| Exercise |
Make an exact copy of all the records.

(Records)
Start
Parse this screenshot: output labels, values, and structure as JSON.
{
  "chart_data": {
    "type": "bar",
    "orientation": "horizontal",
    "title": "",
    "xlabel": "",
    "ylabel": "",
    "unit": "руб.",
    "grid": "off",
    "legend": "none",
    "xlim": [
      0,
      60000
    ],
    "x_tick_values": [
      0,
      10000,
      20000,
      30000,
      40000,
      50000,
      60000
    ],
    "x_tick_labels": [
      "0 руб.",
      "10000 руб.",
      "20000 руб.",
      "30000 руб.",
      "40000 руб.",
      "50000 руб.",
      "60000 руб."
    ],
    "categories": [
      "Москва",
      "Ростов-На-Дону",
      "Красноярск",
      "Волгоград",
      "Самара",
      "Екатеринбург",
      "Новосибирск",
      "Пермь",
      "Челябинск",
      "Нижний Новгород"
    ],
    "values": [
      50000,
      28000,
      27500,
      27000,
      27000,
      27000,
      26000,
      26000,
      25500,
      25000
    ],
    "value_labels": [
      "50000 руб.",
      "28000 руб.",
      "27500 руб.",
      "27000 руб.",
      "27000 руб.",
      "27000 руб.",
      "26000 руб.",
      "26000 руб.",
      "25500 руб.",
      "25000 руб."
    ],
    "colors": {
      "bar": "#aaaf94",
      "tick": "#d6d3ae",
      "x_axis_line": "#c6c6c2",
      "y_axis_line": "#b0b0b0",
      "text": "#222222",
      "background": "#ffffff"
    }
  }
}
End
| Task answer |
Parse this screenshot: output labels, values, and structure as JSON.
{
  "chart_data": {
    "type": "bar",
    "orientation": "horizontal",
    "title": "",
    "xlabel": "",
    "ylabel": "",
    "unit": "руб.",
    "grid": "off",
    "legend": "none",
    "xlim": [
      0,
      60000
    ],
    "x_tick_values": [
      0,
      10000,
      20000,
      30000,
      40000,
      50000,
      60000
    ],
    "x_tick_labels": [
      "0 руб.",
      "10000 руб.",
      "20000 руб.",
      "30000 руб.",
      "40000 руб.",
      "50000 руб.",
      "60000 руб."
    ],
    "categories": [
      "Москва",
      "Ростов-На-Дону",
      "Красноярск",
      "Волгоград",
      "Самара",
      "Екатеринбург",
      "Новосибирск",
      "Пермь",
      "Челябинск",
      "Нижний Новгород"
    ],
    "values": [
      50000,
      28000,
      27500,
      27000,
      27000,
      27000,
      26000,
      26000,
      25500,
      25000
    ],
    "value_labels": [
      "50000 руб.",
      "28000 руб.",
      "27500 руб.",
      "27000 руб.",
      "27000 руб.",
      "27000 руб.",
      "26000 руб.",
      "26000 руб.",
      "25500 руб.",
      "25000 руб."
    ],
    "colors": {
      "bar": "#aaaf94",
      "tick": "#d6d3ae",
      "x_axis_line": "#c6c6c2",
      "y_axis_line": "#b0b0b0",
      "text": "#222222",
      "background": "#ffffff"
    }
  }
}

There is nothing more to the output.